(Dataset items)
►

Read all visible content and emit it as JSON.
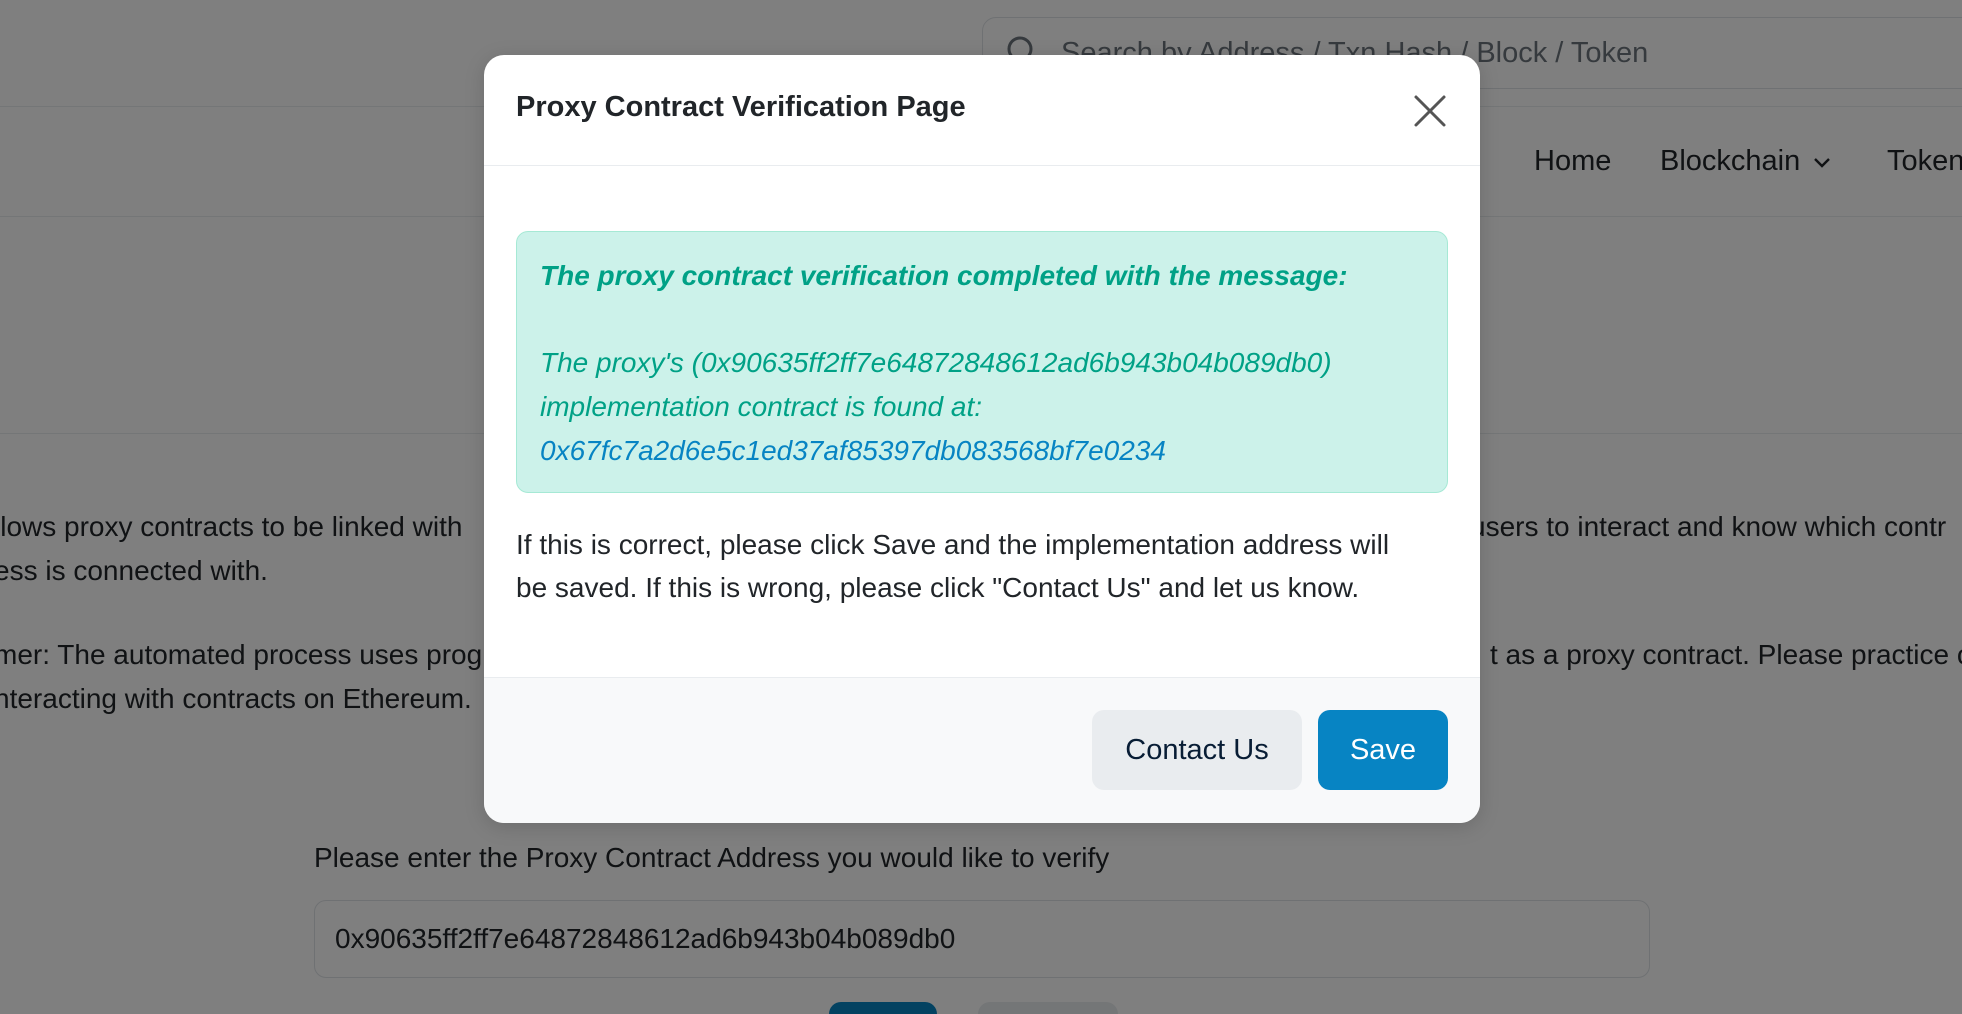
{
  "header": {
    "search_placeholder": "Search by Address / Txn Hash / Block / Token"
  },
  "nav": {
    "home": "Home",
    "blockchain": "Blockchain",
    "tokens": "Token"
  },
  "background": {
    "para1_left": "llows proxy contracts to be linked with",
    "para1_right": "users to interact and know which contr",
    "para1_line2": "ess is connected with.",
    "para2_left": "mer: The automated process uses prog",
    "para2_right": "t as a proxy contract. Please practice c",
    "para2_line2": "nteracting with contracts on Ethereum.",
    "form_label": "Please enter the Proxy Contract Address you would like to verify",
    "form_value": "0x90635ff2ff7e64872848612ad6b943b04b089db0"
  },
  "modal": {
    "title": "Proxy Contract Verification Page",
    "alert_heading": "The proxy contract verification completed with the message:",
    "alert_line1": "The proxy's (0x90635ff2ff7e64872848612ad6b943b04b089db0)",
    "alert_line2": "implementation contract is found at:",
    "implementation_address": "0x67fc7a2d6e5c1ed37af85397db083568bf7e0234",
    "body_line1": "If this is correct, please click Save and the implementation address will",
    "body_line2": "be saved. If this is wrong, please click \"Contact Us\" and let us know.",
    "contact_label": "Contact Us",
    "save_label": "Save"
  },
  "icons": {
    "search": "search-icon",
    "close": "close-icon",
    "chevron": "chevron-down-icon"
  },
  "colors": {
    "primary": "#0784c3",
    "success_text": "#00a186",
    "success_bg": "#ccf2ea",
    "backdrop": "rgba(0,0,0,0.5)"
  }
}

◄

Omit the pictures, then output the rest of the listing exactly.

TASK OUTPUT
Read all visible content and emit it as JSON.
{
  "header": {
    "search_placeholder": "Search by Address / Txn Hash / Block / Token"
  },
  "nav": {
    "home": "Home",
    "blockchain": "Blockchain",
    "tokens": "Token"
  },
  "background": {
    "para1_left": "llows proxy contracts to be linked with",
    "para1_right": "users to interact and know which contr",
    "para1_line2": "ess is connected with.",
    "para2_left": "mer: The automated process uses prog",
    "para2_right": "t as a proxy contract. Please practice c",
    "para2_line2": "nteracting with contracts on Ethereum.",
    "form_label": "Please enter the Proxy Contract Address you would like to verify",
    "form_value": "0x90635ff2ff7e64872848612ad6b943b04b089db0"
  },
  "modal": {
    "title": "Proxy Contract Verification Page",
    "alert_heading": "The proxy contract verification completed with the message:",
    "alert_line1": "The proxy's (0x90635ff2ff7e64872848612ad6b943b04b089db0)",
    "alert_line2": "implementation contract is found at:",
    "implementation_address": "0x67fc7a2d6e5c1ed37af85397db083568bf7e0234",
    "body_line1": "If this is correct, please click Save and the implementation address will",
    "body_line2": "be saved. If this is wrong, please click \"Contact Us\" and let us know.",
    "contact_label": "Contact Us",
    "save_label": "Save"
  },
  "icons": {
    "search": "search-icon",
    "close": "close-icon",
    "chevron": "chevron-down-icon"
  },
  "colors": {
    "primary": "#0784c3",
    "success_text": "#00a186",
    "success_bg": "#ccf2ea",
    "backdrop": "rgba(0,0,0,0.5)"
  }
}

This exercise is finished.